**** RECORDS TO PROCESS

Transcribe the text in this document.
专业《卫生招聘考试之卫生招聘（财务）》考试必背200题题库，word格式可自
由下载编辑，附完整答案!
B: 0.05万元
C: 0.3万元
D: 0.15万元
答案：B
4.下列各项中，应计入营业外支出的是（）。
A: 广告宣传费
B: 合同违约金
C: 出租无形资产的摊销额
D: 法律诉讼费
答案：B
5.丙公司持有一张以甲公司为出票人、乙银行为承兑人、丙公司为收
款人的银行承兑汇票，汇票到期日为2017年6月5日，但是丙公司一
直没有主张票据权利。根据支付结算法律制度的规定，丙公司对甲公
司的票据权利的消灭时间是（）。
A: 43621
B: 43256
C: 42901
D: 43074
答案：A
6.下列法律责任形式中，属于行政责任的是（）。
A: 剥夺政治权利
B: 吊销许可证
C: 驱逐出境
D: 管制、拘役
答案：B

********

Restate each entry exactly, skipping none.

◆ **PROBLEM SOLUTION**:
Transcribe the text in this document.
专业《卫生招聘考试之卫生招聘（财务）》考试必背200题题库，word格式可自
由下载编辑，附完整答案!
B: 0.05万元
C: 0.3万元
D: 0.15万元
答案：B
4.下列各项中，应计入营业外支出的是（）。
A: 广告宣传费
B: 合同违约金
C: 出租无形资产的摊销额
D: 法律诉讼费
答案：B
5.丙公司持有一张以甲公司为出票人、乙银行为承兑人、丙公司为收
款人的银行承兑汇票，汇票到期日为2017年6月5日，但是丙公司一
直没有主张票据权利。根据支付结算法律制度的规定，丙公司对甲公
司的票据权利的消灭时间是（）。
A: 43621
B: 43256
C: 42901
D: 43074
答案：A
6.下列法律责任形式中，属于行政责任的是（）。
A: 剥夺政治权利
B: 吊销许可证
C: 驱逐出境
D: 管制、拘役
答案：B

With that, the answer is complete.